WRITTEN INSTRUCTION: Starting with the line that has "What text is on this page?" in it, repeat every line through the last one, word for word, and give nothing more.

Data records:
---

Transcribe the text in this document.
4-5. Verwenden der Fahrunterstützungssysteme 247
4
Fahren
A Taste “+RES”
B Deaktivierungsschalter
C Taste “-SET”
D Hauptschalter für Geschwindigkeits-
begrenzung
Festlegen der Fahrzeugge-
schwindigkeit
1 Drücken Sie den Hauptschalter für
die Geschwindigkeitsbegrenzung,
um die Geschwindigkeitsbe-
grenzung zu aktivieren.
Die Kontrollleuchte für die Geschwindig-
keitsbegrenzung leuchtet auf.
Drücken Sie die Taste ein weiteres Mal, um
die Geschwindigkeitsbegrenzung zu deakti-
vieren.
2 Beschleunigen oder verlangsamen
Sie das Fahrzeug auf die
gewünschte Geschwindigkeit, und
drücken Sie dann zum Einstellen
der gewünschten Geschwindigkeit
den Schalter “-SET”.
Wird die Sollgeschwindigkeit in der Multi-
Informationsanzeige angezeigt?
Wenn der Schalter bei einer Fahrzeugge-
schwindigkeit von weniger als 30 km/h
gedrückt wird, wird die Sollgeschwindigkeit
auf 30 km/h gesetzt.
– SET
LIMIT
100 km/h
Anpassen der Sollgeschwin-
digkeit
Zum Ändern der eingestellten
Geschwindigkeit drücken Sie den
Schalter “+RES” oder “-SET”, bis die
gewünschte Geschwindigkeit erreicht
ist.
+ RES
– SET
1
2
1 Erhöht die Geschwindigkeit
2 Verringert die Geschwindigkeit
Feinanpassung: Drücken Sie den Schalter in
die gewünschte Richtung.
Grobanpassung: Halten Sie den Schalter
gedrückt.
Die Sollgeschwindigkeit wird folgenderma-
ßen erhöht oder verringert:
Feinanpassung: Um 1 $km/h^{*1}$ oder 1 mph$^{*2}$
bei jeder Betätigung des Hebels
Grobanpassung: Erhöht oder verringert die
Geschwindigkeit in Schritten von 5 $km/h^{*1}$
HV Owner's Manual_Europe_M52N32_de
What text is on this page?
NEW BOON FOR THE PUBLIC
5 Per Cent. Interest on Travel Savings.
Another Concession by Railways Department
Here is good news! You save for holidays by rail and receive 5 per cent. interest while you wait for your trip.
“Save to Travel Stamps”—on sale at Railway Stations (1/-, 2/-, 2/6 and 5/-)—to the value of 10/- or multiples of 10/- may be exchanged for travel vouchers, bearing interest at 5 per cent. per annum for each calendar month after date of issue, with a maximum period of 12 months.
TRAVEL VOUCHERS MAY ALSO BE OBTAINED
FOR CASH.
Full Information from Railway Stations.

---

EXERCISE SOLUTION:
What text is on this page?
NEW BOON FOR THE PUBLIC
5 Per Cent. Interest on Travel Savings.
Another Concession by Railways Department
Here is good news! You save for holidays by rail and receive 5 per cent. interest while you wait for your trip.
“Save to Travel Stamps”—on sale at Railway Stations (1/-, 2/-, 2/6 and 5/-)—to the value of 10/- or multiples of 10/- may be exchanged for travel vouchers, bearing interest at 5 per cent. per annum for each calendar month after date of issue, with a maximum period of 12 months.
TRAVEL VOUCHERS MAY ALSO BE OBTAINED
FOR CASH.
Full Information from Railway Stations.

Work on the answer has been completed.